Repeat the listing below in full, exactly as it stands.

-- start DATA SUPPLIED --

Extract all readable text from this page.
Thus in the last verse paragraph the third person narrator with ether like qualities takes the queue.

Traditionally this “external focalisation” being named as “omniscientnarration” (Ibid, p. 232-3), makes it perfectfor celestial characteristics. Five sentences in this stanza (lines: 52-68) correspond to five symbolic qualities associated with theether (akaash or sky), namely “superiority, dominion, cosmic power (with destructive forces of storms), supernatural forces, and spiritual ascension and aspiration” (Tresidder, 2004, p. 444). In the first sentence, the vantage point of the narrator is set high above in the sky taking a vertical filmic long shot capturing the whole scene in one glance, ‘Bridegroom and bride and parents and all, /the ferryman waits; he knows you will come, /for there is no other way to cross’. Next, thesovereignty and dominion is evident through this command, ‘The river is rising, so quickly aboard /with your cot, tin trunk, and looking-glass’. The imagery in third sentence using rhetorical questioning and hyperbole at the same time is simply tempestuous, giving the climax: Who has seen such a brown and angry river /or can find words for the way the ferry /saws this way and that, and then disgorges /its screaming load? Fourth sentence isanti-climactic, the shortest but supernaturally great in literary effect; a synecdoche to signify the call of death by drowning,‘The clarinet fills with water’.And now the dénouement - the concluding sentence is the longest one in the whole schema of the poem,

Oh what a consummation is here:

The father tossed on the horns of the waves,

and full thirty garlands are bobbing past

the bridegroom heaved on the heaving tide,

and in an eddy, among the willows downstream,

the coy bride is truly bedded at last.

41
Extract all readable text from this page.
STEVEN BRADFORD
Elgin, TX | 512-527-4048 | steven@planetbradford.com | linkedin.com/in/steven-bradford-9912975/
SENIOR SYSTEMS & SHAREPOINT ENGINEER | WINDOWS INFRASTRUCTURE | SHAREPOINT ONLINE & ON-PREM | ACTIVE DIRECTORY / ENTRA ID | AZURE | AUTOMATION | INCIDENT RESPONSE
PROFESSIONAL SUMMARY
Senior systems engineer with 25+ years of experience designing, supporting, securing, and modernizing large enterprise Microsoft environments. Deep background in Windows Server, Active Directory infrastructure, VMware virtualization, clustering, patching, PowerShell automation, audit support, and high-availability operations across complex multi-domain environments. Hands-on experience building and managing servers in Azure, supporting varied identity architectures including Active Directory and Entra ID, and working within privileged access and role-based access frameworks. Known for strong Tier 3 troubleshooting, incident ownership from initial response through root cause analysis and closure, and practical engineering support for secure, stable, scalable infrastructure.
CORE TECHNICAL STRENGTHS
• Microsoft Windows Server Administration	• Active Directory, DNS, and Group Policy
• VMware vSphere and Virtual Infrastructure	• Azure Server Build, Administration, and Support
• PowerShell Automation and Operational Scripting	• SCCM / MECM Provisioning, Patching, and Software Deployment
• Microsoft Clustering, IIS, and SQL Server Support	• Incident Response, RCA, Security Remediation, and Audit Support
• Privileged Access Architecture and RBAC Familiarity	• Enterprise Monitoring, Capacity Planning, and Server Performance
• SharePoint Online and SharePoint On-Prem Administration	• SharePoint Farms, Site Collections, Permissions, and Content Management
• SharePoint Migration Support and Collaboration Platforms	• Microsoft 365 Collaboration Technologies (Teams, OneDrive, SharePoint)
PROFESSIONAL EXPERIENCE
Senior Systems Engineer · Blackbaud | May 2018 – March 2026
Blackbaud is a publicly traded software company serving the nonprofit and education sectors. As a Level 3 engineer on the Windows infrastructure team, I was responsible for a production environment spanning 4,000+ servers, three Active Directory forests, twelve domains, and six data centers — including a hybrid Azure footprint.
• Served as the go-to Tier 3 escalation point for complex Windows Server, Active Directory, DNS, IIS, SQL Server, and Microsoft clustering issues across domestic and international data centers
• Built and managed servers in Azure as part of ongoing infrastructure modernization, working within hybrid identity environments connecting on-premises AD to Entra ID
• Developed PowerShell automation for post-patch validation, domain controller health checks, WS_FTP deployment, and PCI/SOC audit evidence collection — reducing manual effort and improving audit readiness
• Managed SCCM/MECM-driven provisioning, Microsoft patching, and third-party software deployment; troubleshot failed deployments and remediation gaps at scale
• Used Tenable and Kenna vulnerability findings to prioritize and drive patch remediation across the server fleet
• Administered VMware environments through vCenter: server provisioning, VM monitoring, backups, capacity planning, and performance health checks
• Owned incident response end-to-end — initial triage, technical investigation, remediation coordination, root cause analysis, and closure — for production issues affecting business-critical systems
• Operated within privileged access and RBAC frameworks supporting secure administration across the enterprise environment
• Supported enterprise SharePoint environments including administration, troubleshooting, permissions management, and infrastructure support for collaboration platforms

-- end DATA SUPPLIED --

### TASK RESPONSE
Extract all readable text from this page.
Thus in the last verse paragraph the third person narrator with ether like qualities takes the queue.

Traditionally this “external focalisation” being named as “omniscientnarration” (Ibid, p. 232-3), makes it perfectfor celestial characteristics. Five sentences in this stanza (lines: 52-68) correspond to five symbolic qualities associated with theether (akaash or sky), namely “superiority, dominion, cosmic power (with destructive forces of storms), supernatural forces, and spiritual ascension and aspiration” (Tresidder, 2004, p. 444). In the first sentence, the vantage point of the narrator is set high above in the sky taking a vertical filmic long shot capturing the whole scene in one glance, ‘Bridegroom and bride and parents and all, /the ferryman waits; he knows you will come, /for there is no other way to cross’. Next, thesovereignty and dominion is evident through this command, ‘The river is rising, so quickly aboard /with your cot, tin trunk, and looking-glass’. The imagery in third sentence using rhetorical questioning and hyperbole at the same time is simply tempestuous, giving the climax: Who has seen such a brown and angry river /or can find words for the way the ferry /saws this way and that, and then disgorges /its screaming load? Fourth sentence isanti-climactic, the shortest but supernaturally great in literary effect; a synecdoche to signify the call of death by drowning,‘The clarinet fills with water’.And now the dénouement - the concluding sentence is the longest one in the whole schema of the poem,

Oh what a consummation is here:

The father tossed on the horns of the waves,

and full thirty garlands are bobbing past

the bridegroom heaved on the heaving tide,

and in an eddy, among the willows downstream,

the coy bride is truly bedded at last.

41
Extract all readable text from this page.
STEVEN BRADFORD
Elgin, TX | 512-527-4048 | steven@planetbradford.com | linkedin.com/in/steven-bradford-9912975/
SENIOR SYSTEMS & SHAREPOINT ENGINEER | WINDOWS INFRASTRUCTURE | SHAREPOINT ONLINE & ON-PREM | ACTIVE DIRECTORY / ENTRA ID | AZURE | AUTOMATION | INCIDENT RESPONSE
PROFESSIONAL SUMMARY
Senior systems engineer with 25+ years of experience designing, supporting, securing, and modernizing large enterprise Microsoft environments. Deep background in Windows Server, Active Directory infrastructure, VMware virtualization, clustering, patching, PowerShell automation, audit support, and high-availability operations across complex multi-domain environments. Hands-on experience building and managing servers in Azure, supporting varied identity architectures including Active Directory and Entra ID, and working within privileged access and role-based access frameworks. Known for strong Tier 3 troubleshooting, incident ownership from initial response through root cause analysis and closure, and practical engineering support for secure, stable, scalable infrastructure.
CORE TECHNICAL STRENGTHS
• Microsoft Windows Server Administration	• Active Directory, DNS, and Group Policy
• VMware vSphere and Virtual Infrastructure	• Azure Server Build, Administration, and Support
• PowerShell Automation and Operational Scripting	• SCCM / MECM Provisioning, Patching, and Software Deployment
• Microsoft Clustering, IIS, and SQL Server Support	• Incident Response, RCA, Security Remediation, and Audit Support
• Privileged Access Architecture and RBAC Familiarity	• Enterprise Monitoring, Capacity Planning, and Server Performance
• SharePoint Online and SharePoint On-Prem Administration	• SharePoint Farms, Site Collections, Permissions, and Content Management
• SharePoint Migration Support and Collaboration Platforms	• Microsoft 365 Collaboration Technologies (Teams, OneDrive, SharePoint)
PROFESSIONAL EXPERIENCE
Senior Systems Engineer · Blackbaud | May 2018 – March 2026
Blackbaud is a publicly traded software company serving the nonprofit and education sectors. As a Level 3 engineer on the Windows infrastructure team, I was responsible for a production environment spanning 4,000+ servers, three Active Directory forests, twelve domains, and six data centers — including a hybrid Azure footprint.
• Served as the go-to Tier 3 escalation point for complex Windows Server, Active Directory, DNS, IIS, SQL Server, and Microsoft clustering issues across domestic and international data centers
• Built and managed servers in Azure as part of ongoing infrastructure modernization, working within hybrid identity environments connecting on-premises AD to Entra ID
• Developed PowerShell automation for post-patch validation, domain controller health checks, WS_FTP deployment, and PCI/SOC audit evidence collection — reducing manual effort and improving audit readiness
• Managed SCCM/MECM-driven provisioning, Microsoft patching, and third-party software deployment; troubleshot failed deployments and remediation gaps at scale
• Used Tenable and Kenna vulnerability findings to prioritize and drive patch remediation across the server fleet
• Administered VMware environments through vCenter: server provisioning, VM monitoring, backups, capacity planning, and performance health checks
• Owned incident response end-to-end — initial triage, technical investigation, remediation coordination, root cause analysis, and closure — for production issues affecting business-critical systems
• Operated within privileged access and RBAC frameworks supporting secure administration across the enterprise environment
• Supported enterprise SharePoint environments including administration, troubleshooting, permissions management, and infrastructure support for collaboration platforms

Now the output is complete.